Given problem
Which lines contain the word "this"? Return each of them as written.

Provided records
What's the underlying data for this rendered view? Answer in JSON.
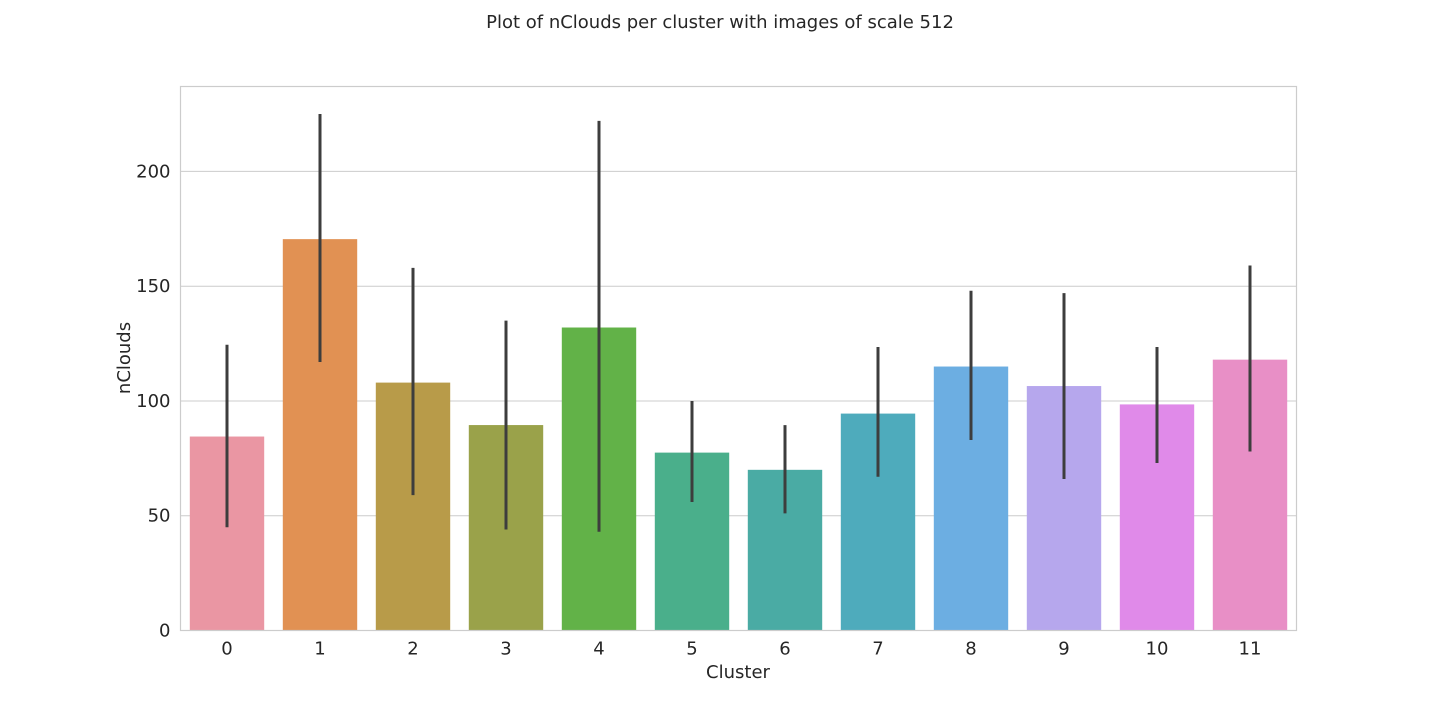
{
  "chart_data": {
    "type": "bar",
    "title": "Plot of nClouds per cluster with images of scale 512",
    "xlabel": "Cluster",
    "ylabel": "nClouds",
    "categories": [
      "0",
      "1",
      "2",
      "3",
      "4",
      "5",
      "6",
      "7",
      "8",
      "9",
      "10",
      "11"
    ],
    "values": [
      84.5,
      170.5,
      108,
      89.5,
      132,
      77.5,
      70,
      94.5,
      115,
      106.5,
      98.5,
      118
    ],
    "error_low": [
      45,
      117,
      59,
      44,
      43,
      56,
      51,
      67,
      83,
      66,
      73,
      78
    ],
    "error_high": [
      124.5,
      225,
      158,
      135,
      222,
      100,
      89.5,
      123.5,
      148,
      147,
      123.5,
      159
    ],
    "colors": [
      "#ea96a3",
      "#e19153",
      "#b89b49",
      "#9aa24a",
      "#62b248",
      "#4aaf8b",
      "#4aaba4",
      "#4eabbc",
      "#6caee2",
      "#b6a7ed",
      "#e08ae9",
      "#e88fc6"
    ],
    "ylim": [
      0,
      237
    ],
    "yticks": [
      0,
      50,
      100,
      150,
      200
    ],
    "grid": "horizontal",
    "style": "whitegrid"
  }
}
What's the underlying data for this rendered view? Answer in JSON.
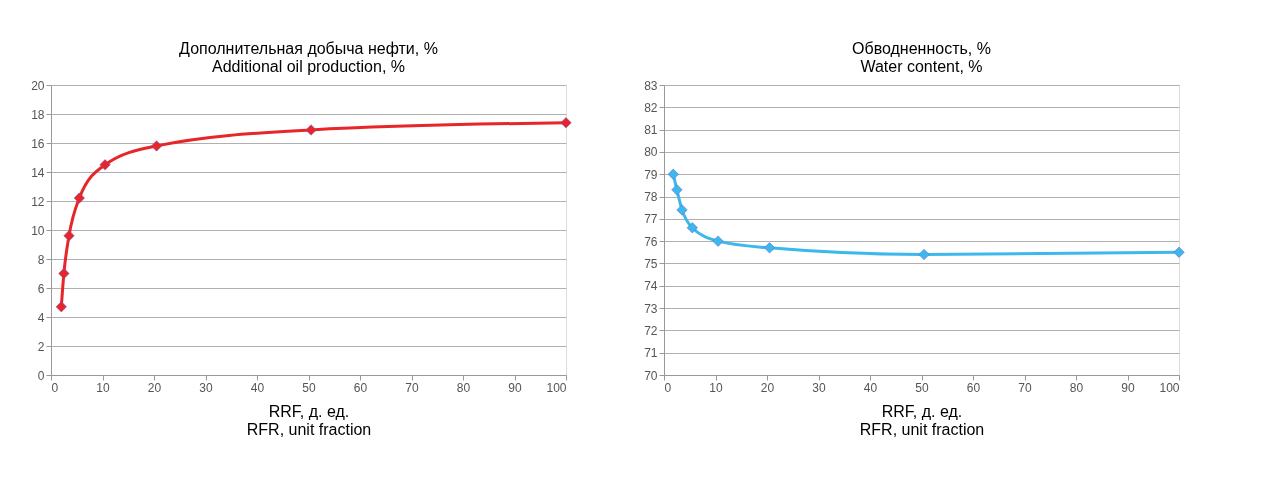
{
  "chart_data": [
    {
      "type": "line",
      "title": [
        "Дополнительная добыча нефти, %",
        "Additional oil production, %"
      ],
      "xlabel": [
        "RRF, д. ед.",
        "RFR, unit fraction"
      ],
      "x": [
        2,
        2.5,
        3.5,
        5.5,
        10.5,
        20.5,
        50.5,
        100
      ],
      "series": [
        {
          "color": "#e8262a",
          "values": [
            4.7,
            7.0,
            9.6,
            12.2,
            14.5,
            15.8,
            16.9,
            17.4
          ]
        }
      ],
      "xlim": [
        0,
        100
      ],
      "xticks": [
        0,
        10,
        20,
        30,
        40,
        50,
        60,
        70,
        80,
        90,
        100
      ],
      "ylim": [
        0,
        20
      ],
      "yticks": [
        0,
        2,
        4,
        6,
        8,
        10,
        12,
        14,
        16,
        18,
        20
      ],
      "grid": "y",
      "marker": "diamond",
      "line_style": "solid"
    },
    {
      "type": "line",
      "title": [
        "Обводненность, %",
        "Water content, %"
      ],
      "xlabel": [
        "RRF, д. ед.",
        "RFR, unit fraction"
      ],
      "x": [
        1.8,
        2.5,
        3.5,
        5.5,
        10.5,
        20.5,
        50.5,
        100
      ],
      "series": [
        {
          "color": "#3db8ec",
          "values": [
            79.0,
            78.3,
            77.4,
            76.6,
            76.0,
            75.7,
            75.4,
            75.5
          ]
        }
      ],
      "xlim": [
        0,
        100
      ],
      "xticks": [
        0,
        10,
        20,
        30,
        40,
        50,
        60,
        70,
        80,
        90,
        100
      ],
      "ylim": [
        70,
        83
      ],
      "yticks": [
        70,
        71,
        72,
        73,
        74,
        75,
        76,
        77,
        78,
        79,
        80,
        81,
        82,
        83
      ],
      "grid": "y",
      "marker": "diamond",
      "line_style": "solid"
    }
  ]
}
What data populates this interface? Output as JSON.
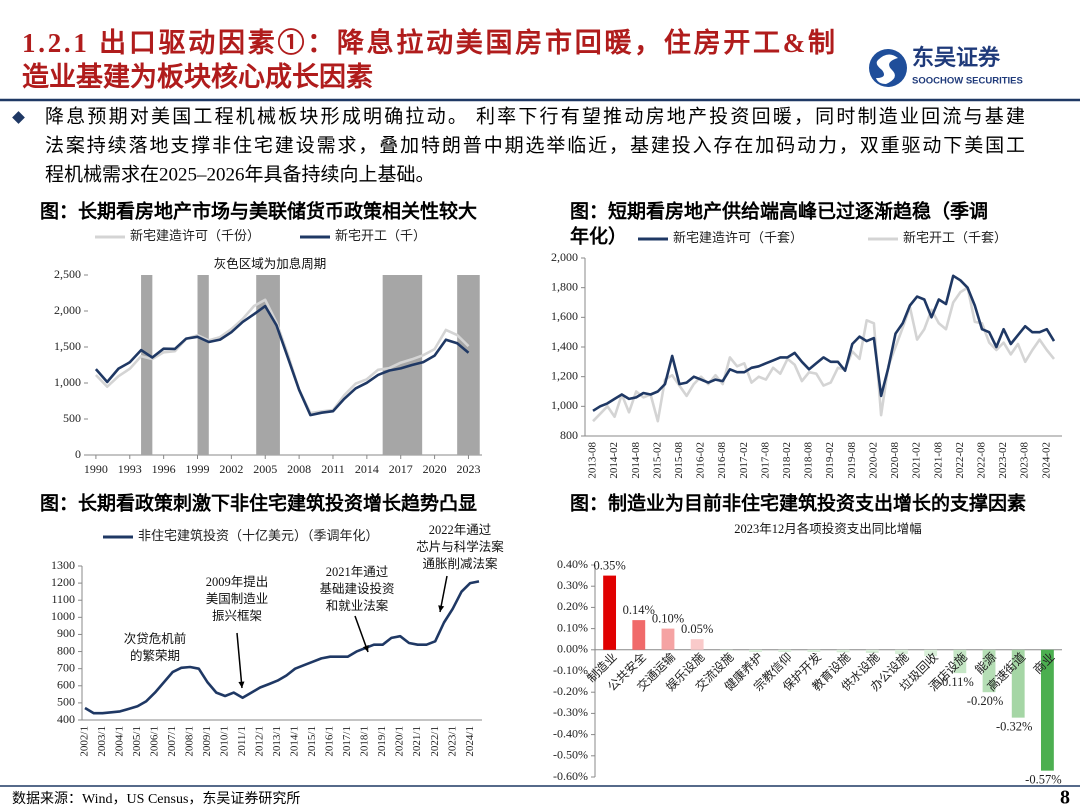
{
  "header": {
    "title": [
      "1.2.1 出口驱动因素①：降息拉动美国房市回暖，住房开工&制",
      "造业基建为板块核心成长因素"
    ],
    "logo": {
      "name": "东吴证券",
      "name_en": "SOOCHOW SECURITIES"
    }
  },
  "bullet": [
    "降息预期对美国工程机械板块形成明确拉动。 利率下行有望推动房地产投资回暖，同时制造业回流与基建",
    "法案持续落地支撑非住宅建设需求，叠加特朗普中期选举临近，基建投入存在加码动力，双重驱动下美国工",
    "程机械需求在2025–2026年具备持续向上基础。"
  ],
  "footer": {
    "source": "数据来源：Wind，US Census，东吴证券研究所",
    "page": 8
  },
  "chart_data": [
    {
      "type": "line",
      "title": [
        "图：长期看房地产市场与美联储货币政策相关性较大"
      ],
      "annotation": "灰色区域为加息周期",
      "x": [
        1990,
        1991,
        1992,
        1993,
        1994,
        1995,
        1996,
        1997,
        1998,
        1999,
        2000,
        2001,
        2002,
        2003,
        2004,
        2005,
        2006,
        2007,
        2008,
        2009,
        2010,
        2011,
        2012,
        2013,
        2014,
        2015,
        2016,
        2017,
        2018,
        2019,
        2020,
        2021,
        2022,
        2023
      ],
      "xlim": [
        1989.3,
        2024.2
      ],
      "xticks": [
        1990,
        1993,
        1996,
        1999,
        2002,
        2005,
        2008,
        2011,
        2014,
        2017,
        2020,
        2023
      ],
      "ylim": [
        0,
        2500
      ],
      "yticks": [
        0,
        500,
        {
          "value": 1000,
          "label": "1,000"
        },
        {
          "value": 1500,
          "label": "1,500"
        },
        {
          "value": 2000,
          "label": "2,000"
        },
        {
          "value": 2500,
          "label": "2,500"
        }
      ],
      "shaded": [
        [
          1994,
          1995
        ],
        [
          1999,
          2000
        ],
        [
          2004.2,
          2006.3
        ],
        [
          2015.4,
          2018.9
        ],
        [
          2022,
          2024
        ]
      ],
      "shaded_color": "#a6a6a6",
      "series": [
        {
          "name": "新宅建造许可（千份）",
          "color": "#d4d4d4",
          "values": [
            1111,
            949,
            1095,
            1199,
            1372,
            1333,
            1426,
            1441,
            1612,
            1664,
            1592,
            1637,
            1748,
            1889,
            2070,
            2155,
            1839,
            1398,
            905,
            583,
            605,
            624,
            830,
            991,
            1052,
            1183,
            1207,
            1282,
            1329,
            1386,
            1471,
            1737,
            1665,
            1511
          ]
        },
        {
          "name": "新宅开工（千）",
          "color": "#1f3864",
          "values": [
            1193,
            1014,
            1200,
            1288,
            1457,
            1354,
            1477,
            1474,
            1617,
            1641,
            1569,
            1603,
            1705,
            1848,
            1956,
            2068,
            1801,
            1355,
            906,
            554,
            587,
            609,
            781,
            925,
            1003,
            1112,
            1174,
            1203,
            1250,
            1290,
            1380,
            1601,
            1551,
            1420
          ]
        }
      ]
    },
    {
      "type": "line",
      "title": [
        "图：短期看房地产供给端高峰已过逐渐趋稳（季调",
        "年化）"
      ],
      "categories": [
        "2013-08",
        null,
        null,
        "2014-02",
        null,
        null,
        "2014-08",
        null,
        null,
        "2015-02",
        null,
        null,
        "2015-08",
        null,
        null,
        "2016-02",
        null,
        null,
        "2016-08",
        null,
        null,
        "2017-02",
        null,
        null,
        "2017-08",
        null,
        null,
        "2018-02",
        null,
        null,
        "2018-08",
        null,
        null,
        "2019-02",
        null,
        null,
        "2019-08",
        null,
        null,
        "2020-02",
        null,
        null,
        "2020-08",
        null,
        null,
        "2021-02",
        null,
        null,
        "2021-08",
        null,
        null,
        "2022-02",
        null,
        null,
        "2022-08",
        null,
        null,
        "2023-02",
        null,
        null,
        "2023-08",
        null,
        null,
        "2024-02",
        null
      ],
      "ylim": [
        800,
        2000
      ],
      "yticks": [
        800,
        {
          "value": 1000,
          "label": "1,000"
        },
        {
          "value": 1200,
          "label": "1,200"
        },
        {
          "value": 1400,
          "label": "1,400"
        },
        {
          "value": 1600,
          "label": "1,600"
        },
        {
          "value": 1800,
          "label": "1,800"
        },
        {
          "value": 2000,
          "label": "2,000"
        }
      ],
      "series": [
        {
          "name": "新宅开工（千套）",
          "color": "#d4d4d4",
          "values": [
            900,
            950,
            1000,
            930,
            1080,
            960,
            1100,
            1060,
            1080,
            900,
            1180,
            1210,
            1140,
            1070,
            1150,
            1200,
            1150,
            1210,
            1150,
            1330,
            1270,
            1290,
            1160,
            1200,
            1180,
            1260,
            1220,
            1320,
            1280,
            1170,
            1230,
            1220,
            1140,
            1160,
            1260,
            1250,
            1370,
            1320,
            1580,
            1560,
            940,
            1270,
            1400,
            1530,
            1670,
            1450,
            1520,
            1650,
            1560,
            1520,
            1700,
            1770,
            1800,
            1570,
            1560,
            1430,
            1380,
            1430,
            1350,
            1420,
            1300,
            1380,
            1450,
            1380,
            1320
          ]
        },
        {
          "name": "新宅建造许可（千套）",
          "color": "#1f3864",
          "values": [
            970,
            1000,
            1020,
            1050,
            1080,
            1050,
            1060,
            1090,
            1080,
            1100,
            1150,
            1340,
            1150,
            1160,
            1200,
            1180,
            1160,
            1180,
            1170,
            1250,
            1230,
            1230,
            1260,
            1270,
            1290,
            1310,
            1330,
            1330,
            1360,
            1300,
            1250,
            1290,
            1330,
            1300,
            1300,
            1240,
            1420,
            1470,
            1440,
            1460,
            1070,
            1260,
            1490,
            1560,
            1680,
            1740,
            1720,
            1600,
            1720,
            1690,
            1880,
            1850,
            1800,
            1680,
            1520,
            1500,
            1400,
            1520,
            1420,
            1480,
            1540,
            1500,
            1500,
            1520,
            1440
          ]
        }
      ]
    },
    {
      "type": "line",
      "title": [
        "图：长期看政策刺激下非住宅建筑投资增长趋势凸显"
      ],
      "categories": [
        "2002/1",
        null,
        "2003/1",
        null,
        "2004/1",
        null,
        "2005/1",
        null,
        "2006/1",
        null,
        "2007/1",
        null,
        "2008/1",
        null,
        "2009/1",
        null,
        "2010/1",
        null,
        "2011/1",
        null,
        "2012/1",
        null,
        "2013/1",
        null,
        "2014/1",
        null,
        "2015/1",
        null,
        "2016/1",
        null,
        "2017/1",
        null,
        "2018/1",
        null,
        "2019/1",
        null,
        "2020/1",
        null,
        "2021/1",
        null,
        "2022/1",
        null,
        "2023/1",
        null,
        "2024/1",
        null
      ],
      "ylim": [
        400,
        1300
      ],
      "yticks": [
        400,
        500,
        600,
        700,
        800,
        900,
        1000,
        1100,
        1200,
        1300
      ],
      "annotations": [
        {
          "lines": [
            "次贷危机前",
            "的繁荣期"
          ]
        },
        {
          "lines": [
            "2009年提出",
            "美国制造业",
            "振兴框架"
          ]
        },
        {
          "lines": [
            "2021年通过",
            "基础建设投资",
            "和就业法案"
          ]
        },
        {
          "lines": [
            "2022年通过",
            "芯片与科学法案",
            "通胀削减法案"
          ]
        }
      ],
      "series": [
        {
          "name": "非住宅建筑投资（十亿美元）（季调年化）",
          "color": "#1f3864",
          "values": [
            470,
            440,
            440,
            445,
            450,
            465,
            480,
            510,
            560,
            620,
            680,
            705,
            710,
            700,
            620,
            560,
            540,
            560,
            530,
            560,
            590,
            610,
            630,
            660,
            700,
            720,
            740,
            760,
            770,
            770,
            770,
            800,
            820,
            840,
            840,
            880,
            890,
            850,
            840,
            840,
            860,
            970,
            1050,
            1150,
            1200,
            1210
          ]
        }
      ]
    },
    {
      "type": "bar",
      "title": [
        "图：制造业为目前非住宅建筑投资支出增长的支撑因素"
      ],
      "subtitle": "2023年12月各项投资支出同比增幅",
      "categories": [
        "制造业",
        "公共安全",
        "交通运输",
        "娱乐设施",
        "交流设施",
        "健康养护",
        "宗教信仰",
        "保护开发",
        "教育设施",
        "供水设施",
        "办公设施",
        "垃圾回收",
        "酒店设施",
        "能源",
        "高速街道",
        "商业"
      ],
      "values": [
        0.35,
        0.14,
        0.1,
        0.05,
        -0.005,
        -0.01,
        -0.01,
        -0.01,
        -0.012,
        -0.015,
        -0.02,
        -0.03,
        -0.11,
        -0.2,
        -0.32,
        -0.57
      ],
      "value_labels": [
        "0.35%",
        "0.14%",
        "0.10%",
        "0.05%",
        null,
        null,
        null,
        null,
        null,
        null,
        null,
        null,
        "-0.11%",
        "-0.20%",
        "-0.32%",
        "-0.57%"
      ],
      "colors": [
        "#e00000",
        "#f06a6a",
        "#f5a3a3",
        "#f9caca",
        "#d9efd9",
        "#d9efd9",
        "#d9efd9",
        "#d9efd9",
        "#d9efd9",
        "#d9efd9",
        "#d9efd9",
        "#d9efd9",
        "#c5e6c5",
        "#b5deb5",
        "#a5d6a5",
        "#4caf50"
      ],
      "ylim": [
        -0.6,
        0.4
      ],
      "yticks": [
        {
          "value": -0.6,
          "label": "-0.60%"
        },
        {
          "value": -0.5,
          "label": "-0.50%"
        },
        {
          "value": -0.4,
          "label": "-0.40%"
        },
        {
          "value": -0.3,
          "label": "-0.30%"
        },
        {
          "value": -0.2,
          "label": "-0.20%"
        },
        {
          "value": -0.1,
          "label": "-0.10%"
        },
        {
          "value": 0,
          "label": "0.00%"
        },
        {
          "value": 0.1,
          "label": "0.10%"
        },
        {
          "value": 0.2,
          "label": "0.20%"
        },
        {
          "value": 0.3,
          "label": "0.30%"
        },
        {
          "value": 0.4,
          "label": "0.40%"
        }
      ]
    }
  ]
}
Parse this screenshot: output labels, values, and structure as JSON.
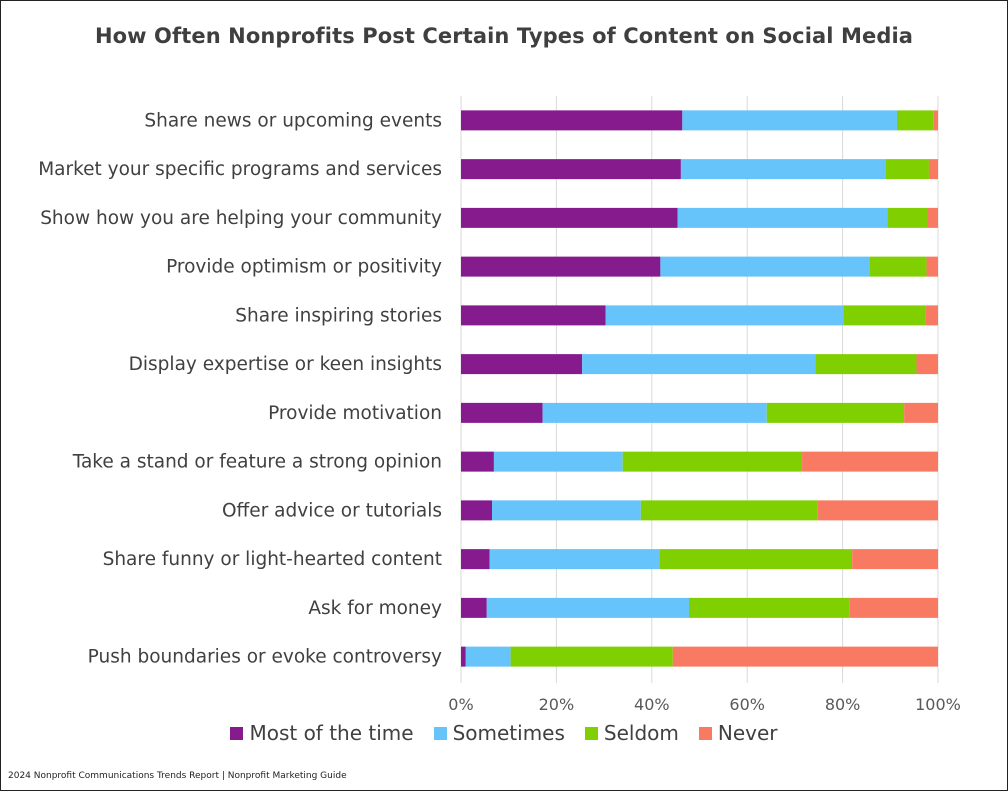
{
  "chart_data": {
    "type": "bar",
    "orientation": "horizontal",
    "stacked": "percent",
    "title": "How Often Nonprofits Post Certain Types of Content on Social Media",
    "categories": [
      "Share news or upcoming events",
      "Market your specific programs and services",
      "Show how you are helping your community",
      "Provide optimism or positivity",
      "Share inspiring stories",
      "Display expertise or keen insights",
      "Provide motivation",
      "Take a stand or feature a strong opinion",
      "Offer advice or tutorials",
      "Share funny or light-hearted content",
      "Ask for money",
      "Push boundaries or evoke controversy"
    ],
    "series": [
      {
        "name": "Most of the time",
        "color": "#861b8e",
        "values": [
          46.4,
          46.1,
          45.4,
          41.8,
          30.3,
          25.4,
          17.1,
          6.9,
          6.5,
          6.0,
          5.4,
          1.0
        ]
      },
      {
        "name": "Sometimes",
        "color": "#66c4fa",
        "values": [
          45.0,
          43.0,
          44.0,
          43.8,
          49.9,
          48.9,
          47.0,
          27.0,
          31.2,
          35.6,
          42.4,
          9.4
        ]
      },
      {
        "name": "Seldom",
        "color": "#80cf00",
        "values": [
          7.6,
          9.0,
          8.4,
          12.0,
          17.2,
          21.2,
          28.8,
          37.6,
          37.0,
          40.4,
          33.7,
          34.0
        ]
      },
      {
        "name": "Never",
        "color": "#f97a63",
        "values": [
          1.0,
          1.9,
          2.2,
          2.4,
          2.6,
          4.5,
          7.1,
          28.5,
          25.3,
          18.0,
          18.5,
          55.6
        ]
      }
    ],
    "xlim": [
      0,
      100
    ],
    "xticks": [
      "0%",
      "20%",
      "40%",
      "60%",
      "80%",
      "100%"
    ],
    "grid": "vertical",
    "legend_position": "bottom"
  },
  "legend": [
    {
      "label": "Most of the time",
      "color": "#861b8e"
    },
    {
      "label": "Sometimes",
      "color": "#66c4fa"
    },
    {
      "label": "Seldom",
      "color": "#80cf00"
    },
    {
      "label": "Never",
      "color": "#f97a63"
    }
  ],
  "source": "2024 Nonprofit Communications Trends Report | Nonprofit Marketing Guide"
}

Solution
What's the underlying data for this rendered view? Answer in JSON.
What's the underlying data for this rendered view? Answer in JSON.
What data populates this interface? Output as JSON.
Parse this screenshot: output labels, values, and structure as JSON.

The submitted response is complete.